DESCRIPTION OF THE TASK:
Write out nothing but the lines from the one containing "Type out the text in this image." through the last line below, both included, and without the pictures.

[Recorded data]
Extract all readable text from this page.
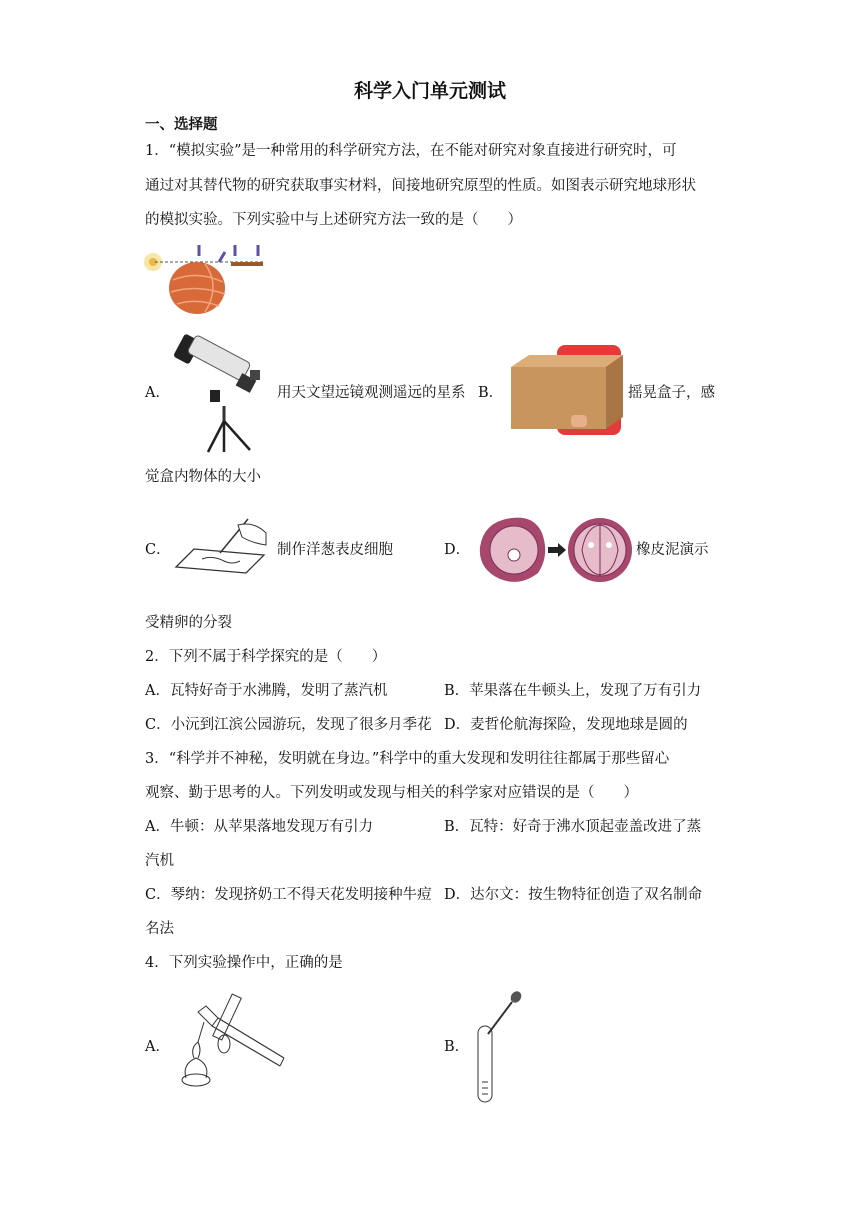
科学入门单元测试
一、选择题
1．“模拟实验”是一种常用的科学研究方法，在不能对研究对象直接进行研究时，可
通过对其替代物的研究获取事实材料，间接地研究原型的性质。如图表示研究地球形状
的模拟实验。下列实验中与上述研究方法一致的是（　　）
A．	用天文望远镜观测遥远的星系 B．	摇晃盒子，感
觉盒内物体的大小
C．	制作洋葱表皮细胞	D．	橡皮泥演示
受精卵的分裂
2．下列不属于科学探究的是（　　）
A．瓦特好奇于水沸腾，发明了蒸汽机	B．苹果落在牛顿头上，发现了万有引力
C．小沅到江滨公园游玩，发现了很多月季花 D．麦哲伦航海探险，发现地球是圆的
3．“科学并不神秘，发明就在身边。”科学中的重大发现和发明往往都属于那些留心
观察、勤于思考的人。下列发明或发现与相关的科学家对应错误的是（　　）
A．牛顿：从苹果落地发现万有引力	B．瓦特：好奇于沸水顶起壶盖改进了蒸
汽机
C．琴纳：发现挤奶工不得天花发明接种牛痘 D．达尔文：按生物特征创造了双名制命
名法
4．下列实验操作中，正确的是
A．	B．
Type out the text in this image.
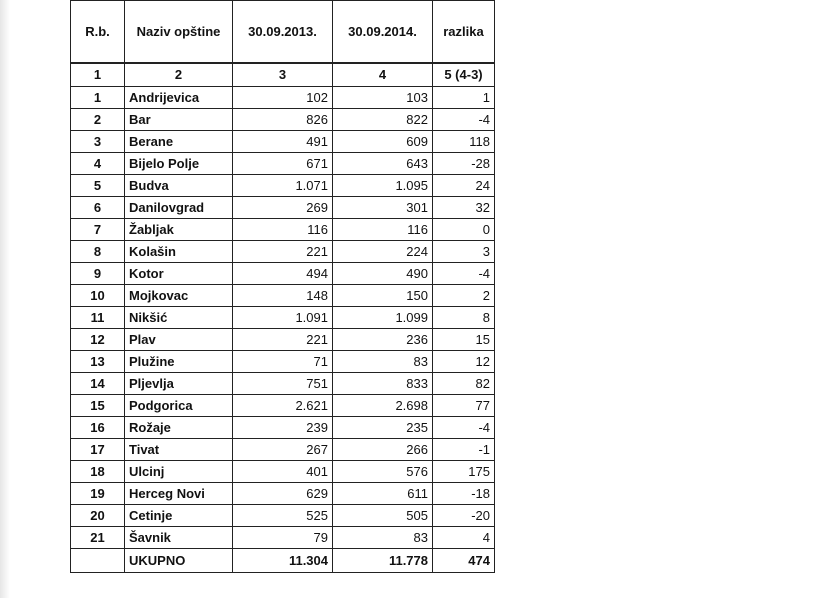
R.b.	Naziv opštine	30.09.2013.	30.09.2014.	razlika
1	2	3	4	5 (4-3)
1	Andrijevica	102	103	1
2	Bar	826	822	-4
3	Berane	491	609	118
4	Bijelo Polje	671	643	-28
5	Budva	1.071	1.095	24
6	Danilovgrad	269	301	32
7	Žabljak	116	116	0
8	Kolašin	221	224	3
9	Kotor	494	490	-4
10	Mojkovac	148	150	2
11	Nikšić	1.091	1.099	8
12	Plav	221	236	15
13	Plužine	71	83	12
14	Pljevlja	751	833	82
15	Podgorica	2.621	2.698	77
16	Rožaje	239	235	-4
17	Tivat	267	266	-1
18	Ulcinj	401	576	175
19	Herceg Novi	629	611	-18
20	Cetinje	525	505	-20
21	Šavnik	79	83	4
	UKUPNO	11.304	11.778	474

EXERCISE OUTPUT:
Type out the text in this image.
R.b.	Naziv opštine	30.09.2013.	30.09.2014.	razlika
1	2	3	4	5 (4-3)
1	Andrijevica	102	103	1
2	Bar	826	822	-4
3	Berane	491	609	118
4	Bijelo Polje	671	643	-28
5	Budva	1.071	1.095	24
6	Danilovgrad	269	301	32
7	Žabljak	116	116	0
8	Kolašin	221	224	3
9	Kotor	494	490	-4
10	Mojkovac	148	150	2
11	Nikšić	1.091	1.099	8
12	Plav	221	236	15
13	Plužine	71	83	12
14	Pljevlja	751	833	82
15	Podgorica	2.621	2.698	77
16	Rožaje	239	235	-4
17	Tivat	267	266	-1
18	Ulcinj	401	576	175
19	Herceg Novi	629	611	-18
20	Cetinje	525	505	-20
21	Šavnik	79	83	4
	UKUPNO	11.304	11.778	474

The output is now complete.